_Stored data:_
>>>

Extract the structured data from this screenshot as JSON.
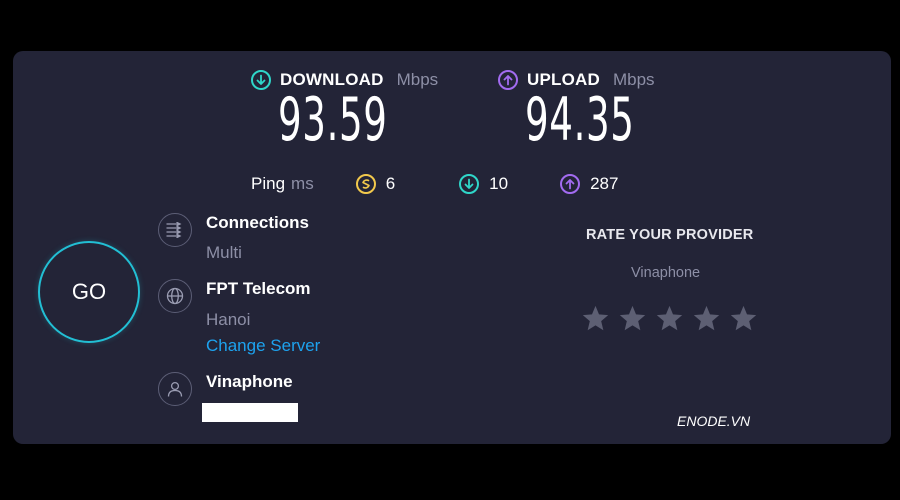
{
  "download": {
    "label": "DOWNLOAD",
    "unit": "Mbps",
    "value": "93.59",
    "color": "#2fd6c9"
  },
  "upload": {
    "label": "UPLOAD",
    "unit": "Mbps",
    "value": "94.35",
    "color": "#a26bf0"
  },
  "ping": {
    "label": "Ping",
    "unit": "ms",
    "idle": "6",
    "download": "10",
    "upload": "287",
    "idle_color": "#f2c94c"
  },
  "go_label": "GO",
  "connections": {
    "title": "Connections",
    "value": "Multi"
  },
  "server": {
    "name": "FPT Telecom",
    "location": "Hanoi",
    "change_label": "Change Server"
  },
  "provider": {
    "name": "Vinaphone"
  },
  "rating": {
    "title": "RATE YOUR PROVIDER",
    "provider": "Vinaphone",
    "stars_total": 5,
    "stars_selected": 0
  },
  "watermark": "ENODE.VN"
}
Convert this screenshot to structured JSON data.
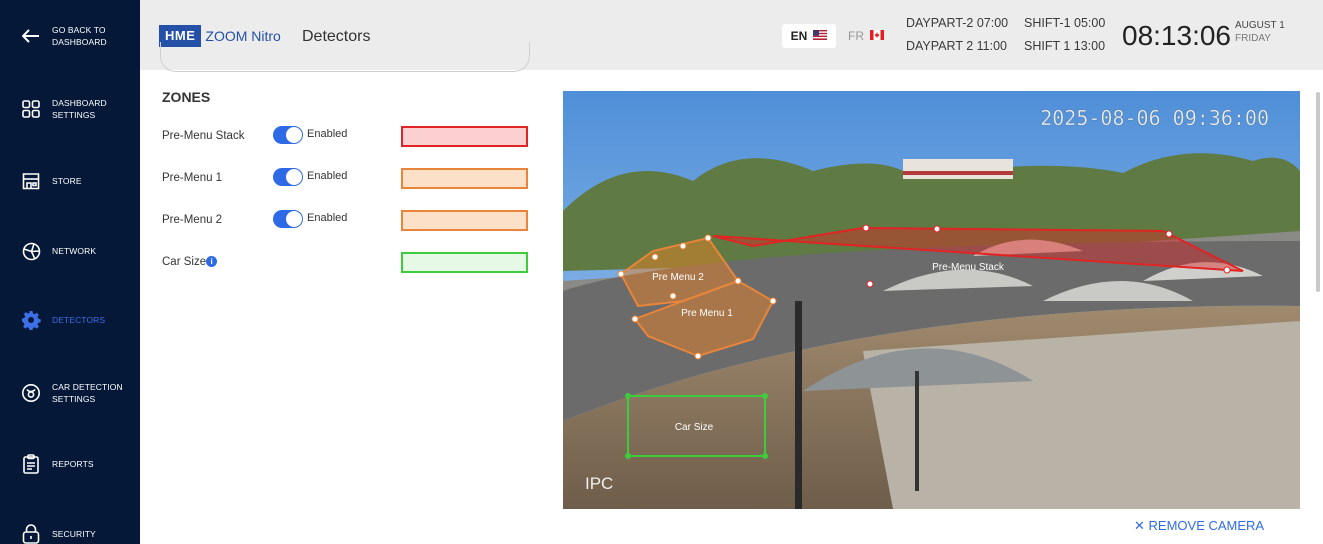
{
  "sidebar": {
    "back": "GO BACK TO DASHBOARD",
    "items": [
      {
        "label": "DASHBOARD SETTINGS",
        "icon": "dashboard-grid-icon"
      },
      {
        "label": "STORE",
        "icon": "store-icon"
      },
      {
        "label": "NETWORK",
        "icon": "network-icon"
      },
      {
        "label": "DETECTORS",
        "icon": "gear-icon",
        "active": true
      },
      {
        "label": "CAR DETECTION SETTINGS",
        "icon": "car-detection-icon"
      },
      {
        "label": "REPORTS",
        "icon": "clipboard-icon"
      },
      {
        "label": "SECURITY",
        "icon": "lock-icon"
      }
    ]
  },
  "header": {
    "brand": "HME",
    "product": "ZOOM Nitro",
    "title": "Detectors",
    "lang_en": "EN",
    "lang_fr": "FR",
    "daypart1": "DAYPART-2 07:00",
    "daypart2": "DAYPART 2 11:00",
    "shift1": "SHIFT-1 05:00",
    "shift2": "SHIFT 1 13:00",
    "time": "08:13:06",
    "date": "AUGUST 1",
    "weekday": "FRIDAY"
  },
  "zones": {
    "title": "ZONES",
    "items": [
      {
        "name": "Pre-Menu Stack",
        "toggle": "Enabled",
        "enabled": true,
        "border": "#e02424",
        "fill": "#fcd0d0"
      },
      {
        "name": "Pre-Menu 1",
        "toggle": "Enabled",
        "enabled": true,
        "border": "#e8853a",
        "fill": "#fde0c8"
      },
      {
        "name": "Pre-Menu 2",
        "toggle": "Enabled",
        "enabled": true,
        "border": "#e8853a",
        "fill": "#fde0c8"
      },
      {
        "name": "Car Size",
        "toggle": "",
        "enabled": null,
        "border": "#3ccc3c",
        "fill": "#e6f8e6"
      }
    ]
  },
  "camera": {
    "timestamp": "2025-08-06 09:36:00",
    "channel": "IPC",
    "zone_labels": [
      "Pre-Menu Stack",
      "Pre Menu 2",
      "Pre Menu 1",
      "Car Size"
    ]
  },
  "remove_camera": "REMOVE CAMERA",
  "colors": {
    "sidebar": "#051838",
    "accent": "#2f6ae6",
    "header": "#ececec"
  }
}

<<<

_Problem statement:_ Reproduce each line word for word and drop the pictures.

_Exercise output:_
Extract the structured data from this screenshot as JSON.
{
  "download": {
    "label": "DOWNLOAD",
    "unit": "Mbps",
    "value": "93.59",
    "color": "#2fd6c9"
  },
  "upload": {
    "label": "UPLOAD",
    "unit": "Mbps",
    "value": "94.35",
    "color": "#a26bf0"
  },
  "ping": {
    "label": "Ping",
    "unit": "ms",
    "idle": "6",
    "download": "10",
    "upload": "287",
    "idle_color": "#f2c94c"
  },
  "go_label": "GO",
  "connections": {
    "title": "Connections",
    "value": "Multi"
  },
  "server": {
    "name": "FPT Telecom",
    "location": "Hanoi",
    "change_label": "Change Server"
  },
  "provider": {
    "name": "Vinaphone"
  },
  "rating": {
    "title": "RATE YOUR PROVIDER",
    "provider": "Vinaphone",
    "stars_total": 5,
    "stars_selected": 0
  },
  "watermark": "ENODE.VN"
}
Convert this screenshot to structured JSON data.
{
  "sidebar": {
    "back": "GO BACK TO DASHBOARD",
    "items": [
      {
        "label": "DASHBOARD SETTINGS",
        "icon": "dashboard-grid-icon"
      },
      {
        "label": "STORE",
        "icon": "store-icon"
      },
      {
        "label": "NETWORK",
        "icon": "network-icon"
      },
      {
        "label": "DETECTORS",
        "icon": "gear-icon",
        "active": true
      },
      {
        "label": "CAR DETECTION SETTINGS",
        "icon": "car-detection-icon"
      },
      {
        "label": "REPORTS",
        "icon": "clipboard-icon"
      },
      {
        "label": "SECURITY",
        "icon": "lock-icon"
      }
    ]
  },
  "header": {
    "brand": "HME",
    "product": "ZOOM Nitro",
    "title": "Detectors",
    "lang_en": "EN",
    "lang_fr": "FR",
    "daypart1": "DAYPART-2 07:00",
    "daypart2": "DAYPART 2 11:00",
    "shift1": "SHIFT-1 05:00",
    "shift2": "SHIFT 1 13:00",
    "time": "08:13:06",
    "date": "AUGUST 1",
    "weekday": "FRIDAY"
  },
  "zones": {
    "title": "ZONES",
    "items": [
      {
        "name": "Pre-Menu Stack",
        "toggle": "Enabled",
        "enabled": true,
        "border": "#e02424",
        "fill": "#fcd0d0"
      },
      {
        "name": "Pre-Menu 1",
        "toggle": "Enabled",
        "enabled": true,
        "border": "#e8853a",
        "fill": "#fde0c8"
      },
      {
        "name": "Pre-Menu 2",
        "toggle": "Enabled",
        "enabled": true,
        "border": "#e8853a",
        "fill": "#fde0c8"
      },
      {
        "name": "Car Size",
        "toggle": "",
        "enabled": null,
        "border": "#3ccc3c",
        "fill": "#e6f8e6"
      }
    ]
  },
  "camera": {
    "timestamp": "2025-08-06 09:36:00",
    "channel": "IPC",
    "zone_labels": [
      "Pre-Menu Stack",
      "Pre Menu 2",
      "Pre Menu 1",
      "Car Size"
    ]
  },
  "remove_camera": "REMOVE CAMERA",
  "colors": {
    "sidebar": "#051838",
    "accent": "#2f6ae6",
    "header": "#ececec"
  }
}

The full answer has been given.